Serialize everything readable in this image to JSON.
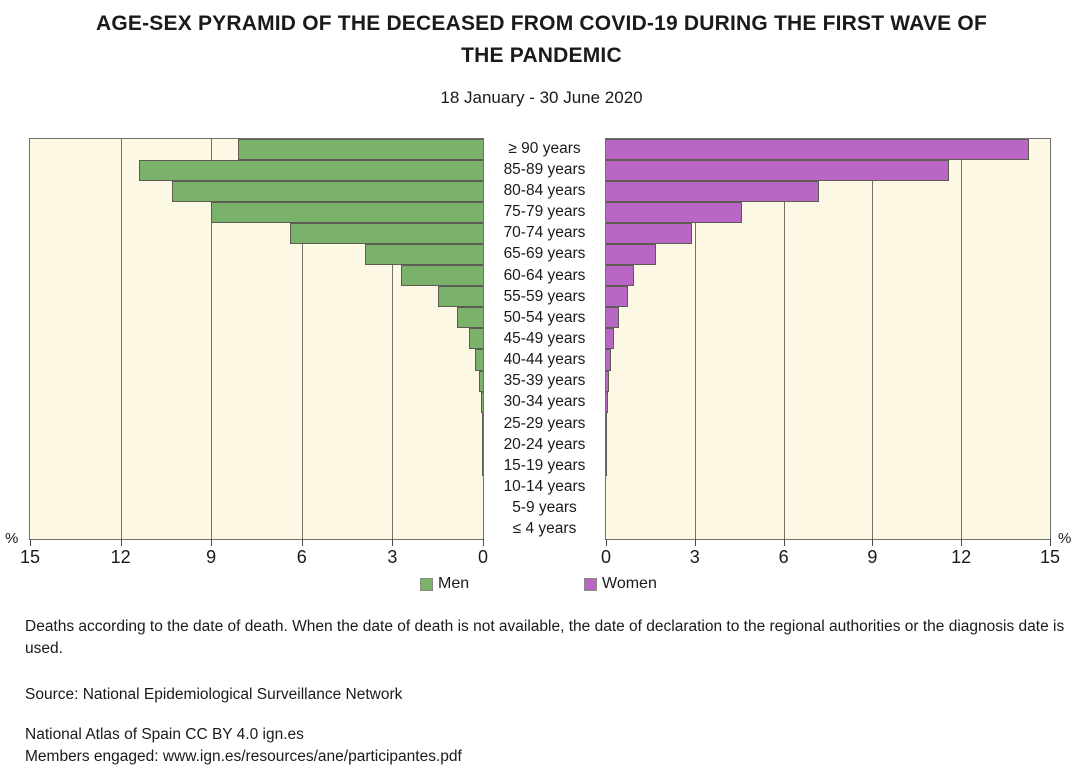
{
  "title": {
    "line1": "AGE-SEX PYRAMID OF THE DECEASED FROM COVID-19 DURING THE FIRST WAVE OF",
    "line2": "THE PANDEMIC"
  },
  "subtitle": "18 January - 30 June 2020",
  "chart_data": {
    "type": "bar",
    "subtype": "population-pyramid",
    "title": "AGE-SEX PYRAMID OF THE DECEASED FROM COVID-19 DURING THE FIRST WAVE OF THE PANDEMIC",
    "period": "18 January - 30 June 2020",
    "unit": "%",
    "xlim": [
      0,
      15
    ],
    "axis_ticks": [
      0,
      3,
      6,
      9,
      12,
      15
    ],
    "gridline_values": [
      3,
      6,
      9,
      12
    ],
    "grid": true,
    "plot_background": "#fdf8e3",
    "categories": [
      "≥ 90 years",
      "85-89 years",
      "80-84 years",
      "75-79 years",
      "70-74 years",
      "65-69 years",
      "60-64 years",
      "55-59 years",
      "50-54 years",
      "45-49 years",
      "40-44 years",
      "35-39 years",
      "30-34 years",
      "25-29 years",
      "20-24 years",
      "15-19 years",
      "10-14 years",
      "5-9 years",
      "≤ 4 years"
    ],
    "series": [
      {
        "name": "Men",
        "side": "left",
        "color": "#7ab26c",
        "values": [
          8.1,
          11.4,
          10.3,
          9.0,
          6.4,
          3.9,
          2.7,
          1.5,
          0.85,
          0.45,
          0.25,
          0.13,
          0.07,
          0.05,
          0.01,
          0.01,
          0,
          0,
          0
        ]
      },
      {
        "name": "Women",
        "side": "right",
        "color": "#b966c4",
        "values": [
          14.3,
          11.6,
          7.2,
          4.6,
          2.9,
          1.7,
          0.95,
          0.75,
          0.45,
          0.26,
          0.17,
          0.09,
          0.06,
          0.05,
          0.01,
          0.01,
          0,
          0,
          0
        ]
      }
    ],
    "legend_position": "bottom"
  },
  "axis": {
    "percent_label": "%"
  },
  "legend": {
    "men": "Men",
    "women": "Women"
  },
  "footer": {
    "note": "Deaths according to the date of death. When the date of death is not available, the date of declaration to the regional authorities or the diagnosis date is used.",
    "source": "Source: National Epidemiological Surveillance Network",
    "license": "National Atlas of Spain CC BY 4.0 ign.es",
    "members": "Members engaged: www.ign.es/resources/ane/participantes.pdf"
  }
}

======

■ PROBLEM REQUIREMENTS:
Go over the records above line by line and count those holding the word "COVID". Reply only with the number.

■ OUTPUT BELOW:
2